* TASK DIRECTIONS:
Reproduce each line from the records that holds "your".

* INPUT:
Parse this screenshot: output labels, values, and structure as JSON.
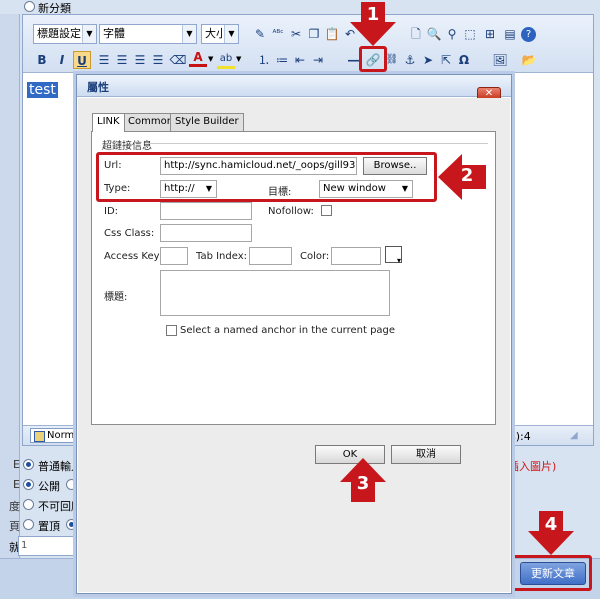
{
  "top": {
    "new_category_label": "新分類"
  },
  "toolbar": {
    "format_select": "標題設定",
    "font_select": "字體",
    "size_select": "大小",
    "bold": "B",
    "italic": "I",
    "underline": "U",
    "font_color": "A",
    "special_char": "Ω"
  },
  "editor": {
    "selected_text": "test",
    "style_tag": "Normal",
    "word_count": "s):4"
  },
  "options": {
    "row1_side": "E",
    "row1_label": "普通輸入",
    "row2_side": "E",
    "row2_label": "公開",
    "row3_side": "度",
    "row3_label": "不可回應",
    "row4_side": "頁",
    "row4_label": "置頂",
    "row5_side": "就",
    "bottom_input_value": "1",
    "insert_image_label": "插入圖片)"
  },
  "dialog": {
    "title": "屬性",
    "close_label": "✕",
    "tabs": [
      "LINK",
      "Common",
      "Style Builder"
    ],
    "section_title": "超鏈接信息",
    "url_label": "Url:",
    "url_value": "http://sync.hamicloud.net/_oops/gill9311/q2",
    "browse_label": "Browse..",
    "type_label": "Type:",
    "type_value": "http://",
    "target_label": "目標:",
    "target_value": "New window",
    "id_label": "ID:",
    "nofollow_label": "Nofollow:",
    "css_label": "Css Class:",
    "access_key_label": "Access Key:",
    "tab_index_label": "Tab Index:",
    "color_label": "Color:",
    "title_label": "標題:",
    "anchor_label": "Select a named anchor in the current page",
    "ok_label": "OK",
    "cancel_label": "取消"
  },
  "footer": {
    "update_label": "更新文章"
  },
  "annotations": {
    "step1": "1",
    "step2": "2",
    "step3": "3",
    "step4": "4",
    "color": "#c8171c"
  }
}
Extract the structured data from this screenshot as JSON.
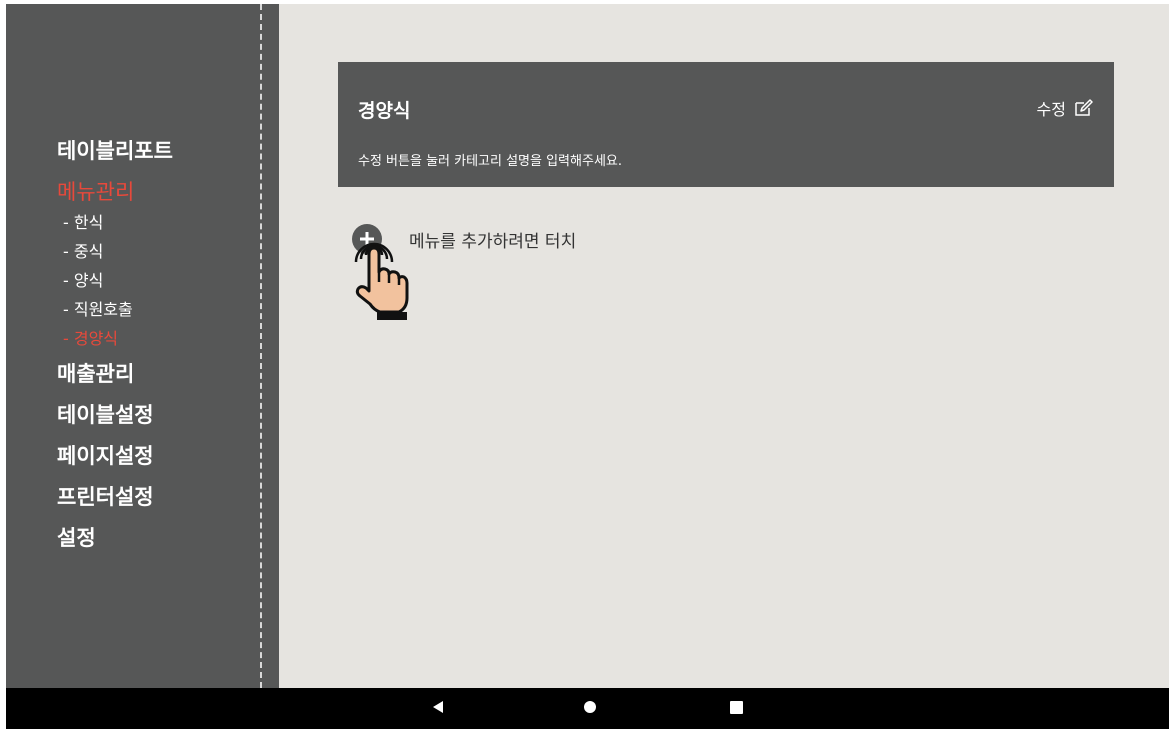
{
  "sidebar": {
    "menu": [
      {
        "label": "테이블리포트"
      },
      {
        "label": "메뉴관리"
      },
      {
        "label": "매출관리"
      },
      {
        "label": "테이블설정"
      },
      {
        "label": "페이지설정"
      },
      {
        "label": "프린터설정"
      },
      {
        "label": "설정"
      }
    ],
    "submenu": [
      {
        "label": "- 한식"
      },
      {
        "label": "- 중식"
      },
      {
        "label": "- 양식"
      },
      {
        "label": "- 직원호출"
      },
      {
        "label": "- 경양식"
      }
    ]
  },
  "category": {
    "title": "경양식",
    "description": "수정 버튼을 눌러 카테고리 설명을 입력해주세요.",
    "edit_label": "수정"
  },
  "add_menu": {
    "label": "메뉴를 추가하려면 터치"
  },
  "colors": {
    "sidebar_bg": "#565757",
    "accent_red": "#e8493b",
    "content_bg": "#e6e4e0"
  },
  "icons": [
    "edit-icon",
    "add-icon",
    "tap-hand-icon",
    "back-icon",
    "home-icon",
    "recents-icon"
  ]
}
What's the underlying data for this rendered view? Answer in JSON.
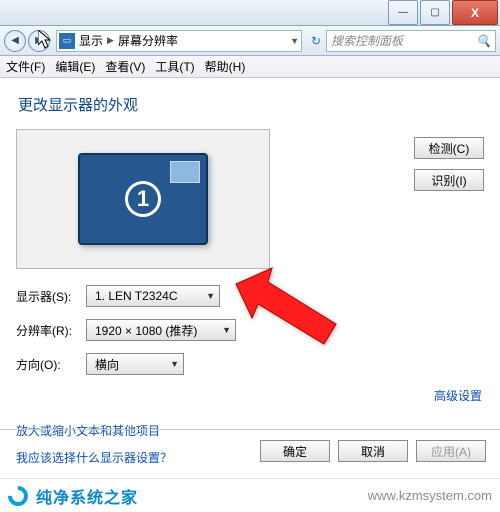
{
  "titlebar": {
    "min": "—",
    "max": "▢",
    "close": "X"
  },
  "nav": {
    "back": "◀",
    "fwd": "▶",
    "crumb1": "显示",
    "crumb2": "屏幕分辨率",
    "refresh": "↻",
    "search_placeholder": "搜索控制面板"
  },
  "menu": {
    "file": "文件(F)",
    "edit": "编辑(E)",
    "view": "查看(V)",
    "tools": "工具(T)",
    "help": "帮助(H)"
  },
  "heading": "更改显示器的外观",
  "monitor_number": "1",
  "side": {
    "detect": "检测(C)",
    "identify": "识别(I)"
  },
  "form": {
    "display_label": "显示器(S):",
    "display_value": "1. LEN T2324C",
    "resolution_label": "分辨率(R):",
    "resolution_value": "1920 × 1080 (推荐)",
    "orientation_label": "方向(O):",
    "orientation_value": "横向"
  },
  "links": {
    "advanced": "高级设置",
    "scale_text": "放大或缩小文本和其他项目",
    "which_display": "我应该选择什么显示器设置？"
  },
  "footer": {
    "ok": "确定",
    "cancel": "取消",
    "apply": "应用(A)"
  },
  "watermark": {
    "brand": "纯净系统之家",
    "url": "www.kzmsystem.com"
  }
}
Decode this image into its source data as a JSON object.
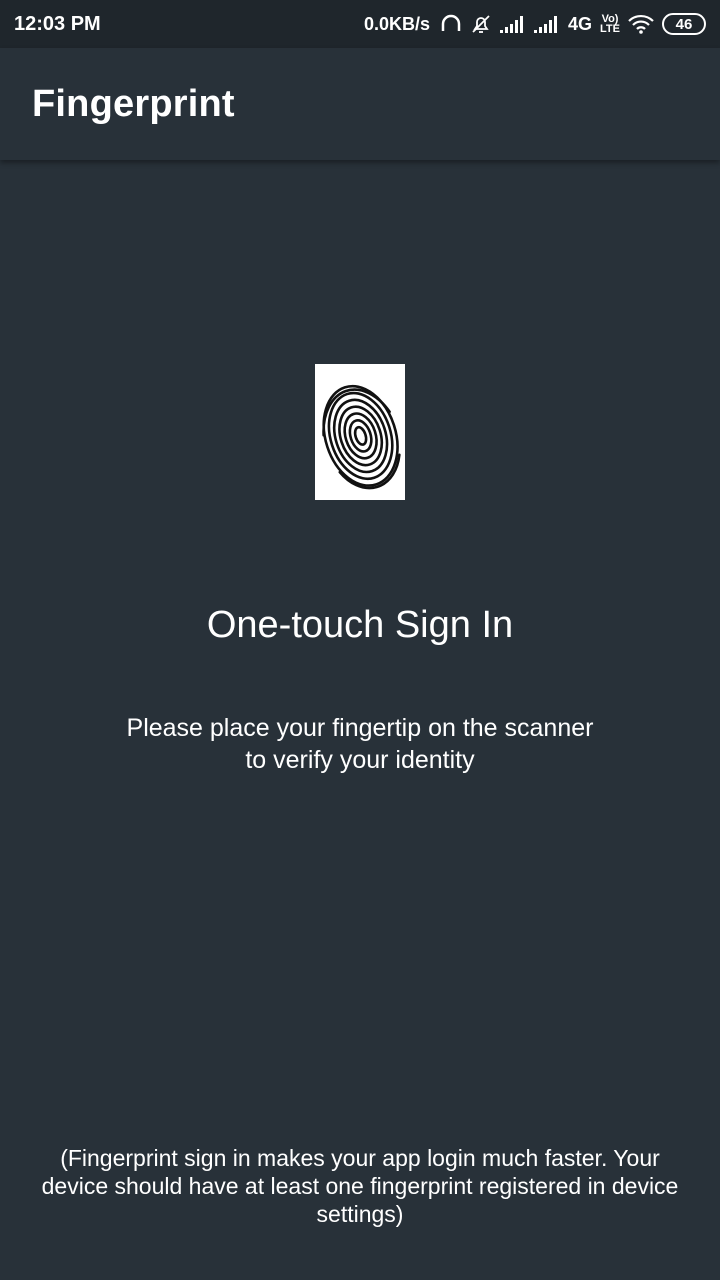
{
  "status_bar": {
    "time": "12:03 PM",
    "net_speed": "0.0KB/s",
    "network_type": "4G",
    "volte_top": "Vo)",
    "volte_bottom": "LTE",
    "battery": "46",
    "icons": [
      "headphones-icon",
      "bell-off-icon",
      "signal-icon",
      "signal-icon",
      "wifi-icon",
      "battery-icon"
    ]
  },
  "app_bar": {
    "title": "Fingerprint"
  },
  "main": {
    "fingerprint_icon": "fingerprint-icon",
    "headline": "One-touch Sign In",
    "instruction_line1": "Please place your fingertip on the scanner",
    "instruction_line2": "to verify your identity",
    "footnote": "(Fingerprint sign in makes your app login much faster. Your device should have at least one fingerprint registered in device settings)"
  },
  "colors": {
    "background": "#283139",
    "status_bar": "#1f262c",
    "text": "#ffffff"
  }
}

* REPLY TO THE EXERCISE:
    "instruction_line1": "Please place your fingertip on the scanner",
    "instruction_line2": "to verify your identity",
    "footnote": "(Fingerprint sign in makes your app login much faster. Your device should have at least one fingerprint registered in device settings)"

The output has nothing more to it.